TASK TO COMPLETE:
Copy every entry. Do not alter a single word.

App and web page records
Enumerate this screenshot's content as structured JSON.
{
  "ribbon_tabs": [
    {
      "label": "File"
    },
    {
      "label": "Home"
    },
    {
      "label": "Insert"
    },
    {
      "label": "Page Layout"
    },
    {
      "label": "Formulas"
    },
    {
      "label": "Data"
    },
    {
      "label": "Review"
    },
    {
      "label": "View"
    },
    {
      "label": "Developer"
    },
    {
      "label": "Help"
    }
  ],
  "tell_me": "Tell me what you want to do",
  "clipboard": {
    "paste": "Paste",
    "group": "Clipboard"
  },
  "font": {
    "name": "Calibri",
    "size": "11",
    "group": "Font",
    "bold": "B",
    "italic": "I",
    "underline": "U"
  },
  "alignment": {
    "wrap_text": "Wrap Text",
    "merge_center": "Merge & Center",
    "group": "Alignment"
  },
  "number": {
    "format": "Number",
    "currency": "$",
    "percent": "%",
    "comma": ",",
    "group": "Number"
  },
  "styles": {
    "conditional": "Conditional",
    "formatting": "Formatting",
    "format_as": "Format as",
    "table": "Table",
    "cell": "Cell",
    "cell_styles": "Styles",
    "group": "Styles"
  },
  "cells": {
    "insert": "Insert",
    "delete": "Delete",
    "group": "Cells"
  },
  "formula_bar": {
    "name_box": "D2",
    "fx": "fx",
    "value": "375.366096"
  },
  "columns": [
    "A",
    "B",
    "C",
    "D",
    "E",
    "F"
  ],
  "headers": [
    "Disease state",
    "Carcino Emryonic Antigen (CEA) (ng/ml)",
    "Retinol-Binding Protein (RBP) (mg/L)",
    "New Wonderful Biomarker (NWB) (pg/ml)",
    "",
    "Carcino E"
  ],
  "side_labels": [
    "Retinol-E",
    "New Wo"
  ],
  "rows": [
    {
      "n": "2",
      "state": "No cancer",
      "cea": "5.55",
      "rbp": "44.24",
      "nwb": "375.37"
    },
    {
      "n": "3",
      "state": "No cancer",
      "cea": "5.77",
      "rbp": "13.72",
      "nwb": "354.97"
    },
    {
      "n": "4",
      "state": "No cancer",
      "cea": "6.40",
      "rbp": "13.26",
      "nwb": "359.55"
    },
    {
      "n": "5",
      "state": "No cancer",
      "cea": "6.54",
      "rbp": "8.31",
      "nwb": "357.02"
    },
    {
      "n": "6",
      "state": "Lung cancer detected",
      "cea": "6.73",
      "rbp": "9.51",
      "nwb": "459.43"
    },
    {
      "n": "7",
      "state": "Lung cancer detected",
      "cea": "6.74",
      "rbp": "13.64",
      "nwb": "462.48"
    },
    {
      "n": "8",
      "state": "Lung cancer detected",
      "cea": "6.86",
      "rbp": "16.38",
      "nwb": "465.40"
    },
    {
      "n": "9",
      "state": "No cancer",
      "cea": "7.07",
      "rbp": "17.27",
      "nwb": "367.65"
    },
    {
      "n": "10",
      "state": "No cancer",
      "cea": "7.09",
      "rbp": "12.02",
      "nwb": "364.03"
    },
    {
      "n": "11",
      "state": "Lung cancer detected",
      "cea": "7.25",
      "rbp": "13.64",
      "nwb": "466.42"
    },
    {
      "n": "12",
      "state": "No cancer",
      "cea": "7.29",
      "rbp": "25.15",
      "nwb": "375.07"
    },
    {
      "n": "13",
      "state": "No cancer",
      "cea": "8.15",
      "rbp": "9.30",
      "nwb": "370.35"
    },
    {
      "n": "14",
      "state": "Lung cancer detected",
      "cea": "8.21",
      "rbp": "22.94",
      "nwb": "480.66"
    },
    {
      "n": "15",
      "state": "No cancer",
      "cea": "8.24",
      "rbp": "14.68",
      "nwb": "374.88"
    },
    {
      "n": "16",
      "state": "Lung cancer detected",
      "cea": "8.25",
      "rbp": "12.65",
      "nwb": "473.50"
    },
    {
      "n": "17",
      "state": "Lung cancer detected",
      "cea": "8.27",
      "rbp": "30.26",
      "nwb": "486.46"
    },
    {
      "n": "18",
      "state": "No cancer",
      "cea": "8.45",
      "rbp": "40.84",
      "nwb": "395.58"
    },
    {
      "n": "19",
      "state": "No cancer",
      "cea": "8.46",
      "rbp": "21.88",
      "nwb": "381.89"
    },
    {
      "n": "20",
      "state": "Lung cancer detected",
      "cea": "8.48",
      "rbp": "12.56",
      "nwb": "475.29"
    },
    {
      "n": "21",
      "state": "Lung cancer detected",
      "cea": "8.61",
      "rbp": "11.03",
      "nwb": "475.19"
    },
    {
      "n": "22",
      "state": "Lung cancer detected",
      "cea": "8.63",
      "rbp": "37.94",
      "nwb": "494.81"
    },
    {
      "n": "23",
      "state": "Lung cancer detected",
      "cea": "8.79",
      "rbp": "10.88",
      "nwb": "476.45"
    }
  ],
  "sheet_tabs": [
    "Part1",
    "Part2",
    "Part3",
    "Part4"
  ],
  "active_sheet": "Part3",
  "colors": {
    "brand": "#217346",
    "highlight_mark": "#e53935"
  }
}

OUTPUT OF THE TASK:
Enumerate this screenshot's content as structured JSON.
{
  "ribbon_tabs": [
    {
      "label": "File"
    },
    {
      "label": "Home"
    },
    {
      "label": "Insert"
    },
    {
      "label": "Page Layout"
    },
    {
      "label": "Formulas"
    },
    {
      "label": "Data"
    },
    {
      "label": "Review"
    },
    {
      "label": "View"
    },
    {
      "label": "Developer"
    },
    {
      "label": "Help"
    }
  ],
  "tell_me": "Tell me what you want to do",
  "clipboard": {
    "paste": "Paste",
    "group": "Clipboard"
  },
  "font": {
    "name": "Calibri",
    "size": "11",
    "group": "Font",
    "bold": "B",
    "italic": "I",
    "underline": "U"
  },
  "alignment": {
    "wrap_text": "Wrap Text",
    "merge_center": "Merge & Center",
    "group": "Alignment"
  },
  "number": {
    "format": "Number",
    "currency": "$",
    "percent": "%",
    "comma": ",",
    "group": "Number"
  },
  "styles": {
    "conditional": "Conditional",
    "formatting": "Formatting",
    "format_as": "Format as",
    "table": "Table",
    "cell": "Cell",
    "cell_styles": "Styles",
    "group": "Styles"
  },
  "cells": {
    "insert": "Insert",
    "delete": "Delete",
    "group": "Cells"
  },
  "formula_bar": {
    "name_box": "D2",
    "fx": "fx",
    "value": "375.366096"
  },
  "columns": [
    "A",
    "B",
    "C",
    "D",
    "E",
    "F"
  ],
  "headers": [
    "Disease state",
    "Carcino Emryonic Antigen (CEA) (ng/ml)",
    "Retinol-Binding Protein (RBP) (mg/L)",
    "New Wonderful Biomarker (NWB) (pg/ml)",
    "",
    "Carcino E"
  ],
  "side_labels": [
    "Retinol-E",
    "New Wo"
  ],
  "rows": [
    {
      "n": "2",
      "state": "No cancer",
      "cea": "5.55",
      "rbp": "44.24",
      "nwb": "375.37"
    },
    {
      "n": "3",
      "state": "No cancer",
      "cea": "5.77",
      "rbp": "13.72",
      "nwb": "354.97"
    },
    {
      "n": "4",
      "state": "No cancer",
      "cea": "6.40",
      "rbp": "13.26",
      "nwb": "359.55"
    },
    {
      "n": "5",
      "state": "No cancer",
      "cea": "6.54",
      "rbp": "8.31",
      "nwb": "357.02"
    },
    {
      "n": "6",
      "state": "Lung cancer detected",
      "cea": "6.73",
      "rbp": "9.51",
      "nwb": "459.43"
    },
    {
      "n": "7",
      "state": "Lung cancer detected",
      "cea": "6.74",
      "rbp": "13.64",
      "nwb": "462.48"
    },
    {
      "n": "8",
      "state": "Lung cancer detected",
      "cea": "6.86",
      "rbp": "16.38",
      "nwb": "465.40"
    },
    {
      "n": "9",
      "state": "No cancer",
      "cea": "7.07",
      "rbp": "17.27",
      "nwb": "367.65"
    },
    {
      "n": "10",
      "state": "No cancer",
      "cea": "7.09",
      "rbp": "12.02",
      "nwb": "364.03"
    },
    {
      "n": "11",
      "state": "Lung cancer detected",
      "cea": "7.25",
      "rbp": "13.64",
      "nwb": "466.42"
    },
    {
      "n": "12",
      "state": "No cancer",
      "cea": "7.29",
      "rbp": "25.15",
      "nwb": "375.07"
    },
    {
      "n": "13",
      "state": "No cancer",
      "cea": "8.15",
      "rbp": "9.30",
      "nwb": "370.35"
    },
    {
      "n": "14",
      "state": "Lung cancer detected",
      "cea": "8.21",
      "rbp": "22.94",
      "nwb": "480.66"
    },
    {
      "n": "15",
      "state": "No cancer",
      "cea": "8.24",
      "rbp": "14.68",
      "nwb": "374.88"
    },
    {
      "n": "16",
      "state": "Lung cancer detected",
      "cea": "8.25",
      "rbp": "12.65",
      "nwb": "473.50"
    },
    {
      "n": "17",
      "state": "Lung cancer detected",
      "cea": "8.27",
      "rbp": "30.26",
      "nwb": "486.46"
    },
    {
      "n": "18",
      "state": "No cancer",
      "cea": "8.45",
      "rbp": "40.84",
      "nwb": "395.58"
    },
    {
      "n": "19",
      "state": "No cancer",
      "cea": "8.46",
      "rbp": "21.88",
      "nwb": "381.89"
    },
    {
      "n": "20",
      "state": "Lung cancer detected",
      "cea": "8.48",
      "rbp": "12.56",
      "nwb": "475.29"
    },
    {
      "n": "21",
      "state": "Lung cancer detected",
      "cea": "8.61",
      "rbp": "11.03",
      "nwb": "475.19"
    },
    {
      "n": "22",
      "state": "Lung cancer detected",
      "cea": "8.63",
      "rbp": "37.94",
      "nwb": "494.81"
    },
    {
      "n": "23",
      "state": "Lung cancer detected",
      "cea": "8.79",
      "rbp": "10.88",
      "nwb": "476.45"
    }
  ],
  "sheet_tabs": [
    "Part1",
    "Part2",
    "Part3",
    "Part4"
  ],
  "active_sheet": "Part3",
  "colors": {
    "brand": "#217346",
    "highlight_mark": "#e53935"
  }
}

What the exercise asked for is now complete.